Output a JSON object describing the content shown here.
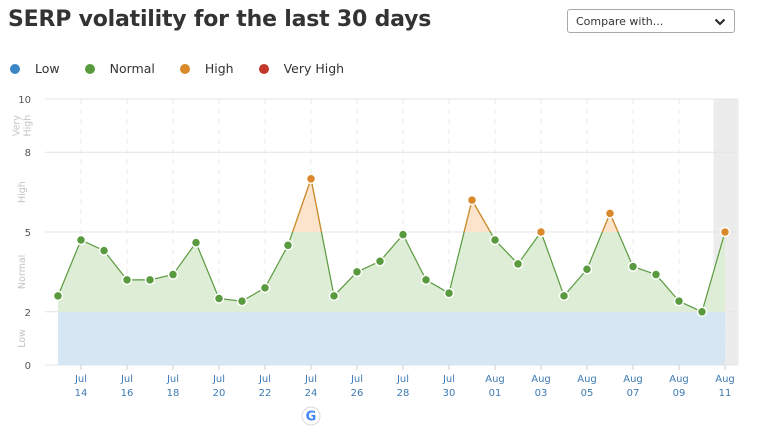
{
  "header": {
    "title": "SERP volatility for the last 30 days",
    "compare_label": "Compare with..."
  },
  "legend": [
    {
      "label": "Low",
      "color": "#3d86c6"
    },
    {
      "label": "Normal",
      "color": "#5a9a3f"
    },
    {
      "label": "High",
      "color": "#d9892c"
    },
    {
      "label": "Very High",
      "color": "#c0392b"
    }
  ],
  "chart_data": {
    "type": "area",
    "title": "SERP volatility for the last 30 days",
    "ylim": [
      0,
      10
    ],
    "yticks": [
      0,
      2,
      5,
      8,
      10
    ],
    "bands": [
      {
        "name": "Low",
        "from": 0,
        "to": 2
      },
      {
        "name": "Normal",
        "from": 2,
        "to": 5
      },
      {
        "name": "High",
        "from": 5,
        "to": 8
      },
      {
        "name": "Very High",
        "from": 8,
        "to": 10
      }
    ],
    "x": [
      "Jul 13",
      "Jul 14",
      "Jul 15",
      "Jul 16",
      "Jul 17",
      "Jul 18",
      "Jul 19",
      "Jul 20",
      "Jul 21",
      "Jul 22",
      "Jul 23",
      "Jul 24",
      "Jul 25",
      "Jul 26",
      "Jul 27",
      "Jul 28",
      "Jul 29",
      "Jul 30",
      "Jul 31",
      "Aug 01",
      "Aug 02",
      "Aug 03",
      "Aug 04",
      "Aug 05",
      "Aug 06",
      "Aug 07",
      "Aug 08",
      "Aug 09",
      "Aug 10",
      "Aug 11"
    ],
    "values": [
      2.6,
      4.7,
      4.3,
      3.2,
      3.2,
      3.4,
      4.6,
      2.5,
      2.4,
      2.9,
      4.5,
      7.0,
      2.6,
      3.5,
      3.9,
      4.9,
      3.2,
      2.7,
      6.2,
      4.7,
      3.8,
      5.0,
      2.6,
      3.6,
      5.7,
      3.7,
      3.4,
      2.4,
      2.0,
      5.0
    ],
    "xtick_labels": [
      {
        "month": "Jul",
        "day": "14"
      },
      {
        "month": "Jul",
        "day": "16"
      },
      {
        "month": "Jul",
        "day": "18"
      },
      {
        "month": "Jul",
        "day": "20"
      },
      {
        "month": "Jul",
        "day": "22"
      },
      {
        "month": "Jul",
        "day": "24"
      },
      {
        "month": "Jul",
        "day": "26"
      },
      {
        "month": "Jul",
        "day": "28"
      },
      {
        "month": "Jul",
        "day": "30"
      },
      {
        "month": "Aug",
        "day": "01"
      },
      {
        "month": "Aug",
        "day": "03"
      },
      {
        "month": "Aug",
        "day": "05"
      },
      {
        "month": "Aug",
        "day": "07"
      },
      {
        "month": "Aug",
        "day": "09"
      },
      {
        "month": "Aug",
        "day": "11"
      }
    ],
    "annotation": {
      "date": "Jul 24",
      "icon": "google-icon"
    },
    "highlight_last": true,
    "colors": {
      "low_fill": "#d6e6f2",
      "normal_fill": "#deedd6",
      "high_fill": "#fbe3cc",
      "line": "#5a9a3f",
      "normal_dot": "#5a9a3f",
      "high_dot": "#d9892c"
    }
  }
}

### Task objective
Return the material word for word. Pictures are not part of the copy.

### Exercise answer
Output a JSON object describing the content shown here.
{
  "header": {
    "title": "SERP volatility for the last 30 days",
    "compare_label": "Compare with..."
  },
  "legend": [
    {
      "label": "Low",
      "color": "#3d86c6"
    },
    {
      "label": "Normal",
      "color": "#5a9a3f"
    },
    {
      "label": "High",
      "color": "#d9892c"
    },
    {
      "label": "Very High",
      "color": "#c0392b"
    }
  ],
  "chart_data": {
    "type": "area",
    "title": "SERP volatility for the last 30 days",
    "ylim": [
      0,
      10
    ],
    "yticks": [
      0,
      2,
      5,
      8,
      10
    ],
    "bands": [
      {
        "name": "Low",
        "from": 0,
        "to": 2
      },
      {
        "name": "Normal",
        "from": 2,
        "to": 5
      },
      {
        "name": "High",
        "from": 5,
        "to": 8
      },
      {
        "name": "Very High",
        "from": 8,
        "to": 10
      }
    ],
    "x": [
      "Jul 13",
      "Jul 14",
      "Jul 15",
      "Jul 16",
      "Jul 17",
      "Jul 18",
      "Jul 19",
      "Jul 20",
      "Jul 21",
      "Jul 22",
      "Jul 23",
      "Jul 24",
      "Jul 25",
      "Jul 26",
      "Jul 27",
      "Jul 28",
      "Jul 29",
      "Jul 30",
      "Jul 31",
      "Aug 01",
      "Aug 02",
      "Aug 03",
      "Aug 04",
      "Aug 05",
      "Aug 06",
      "Aug 07",
      "Aug 08",
      "Aug 09",
      "Aug 10",
      "Aug 11"
    ],
    "values": [
      2.6,
      4.7,
      4.3,
      3.2,
      3.2,
      3.4,
      4.6,
      2.5,
      2.4,
      2.9,
      4.5,
      7.0,
      2.6,
      3.5,
      3.9,
      4.9,
      3.2,
      2.7,
      6.2,
      4.7,
      3.8,
      5.0,
      2.6,
      3.6,
      5.7,
      3.7,
      3.4,
      2.4,
      2.0,
      5.0
    ],
    "xtick_labels": [
      {
        "month": "Jul",
        "day": "14"
      },
      {
        "month": "Jul",
        "day": "16"
      },
      {
        "month": "Jul",
        "day": "18"
      },
      {
        "month": "Jul",
        "day": "20"
      },
      {
        "month": "Jul",
        "day": "22"
      },
      {
        "month": "Jul",
        "day": "24"
      },
      {
        "month": "Jul",
        "day": "26"
      },
      {
        "month": "Jul",
        "day": "28"
      },
      {
        "month": "Jul",
        "day": "30"
      },
      {
        "month": "Aug",
        "day": "01"
      },
      {
        "month": "Aug",
        "day": "03"
      },
      {
        "month": "Aug",
        "day": "05"
      },
      {
        "month": "Aug",
        "day": "07"
      },
      {
        "month": "Aug",
        "day": "09"
      },
      {
        "month": "Aug",
        "day": "11"
      }
    ],
    "annotation": {
      "date": "Jul 24",
      "icon": "google-icon"
    },
    "highlight_last": true,
    "colors": {
      "low_fill": "#d6e6f2",
      "normal_fill": "#deedd6",
      "high_fill": "#fbe3cc",
      "line": "#5a9a3f",
      "normal_dot": "#5a9a3f",
      "high_dot": "#d9892c"
    }
  }
}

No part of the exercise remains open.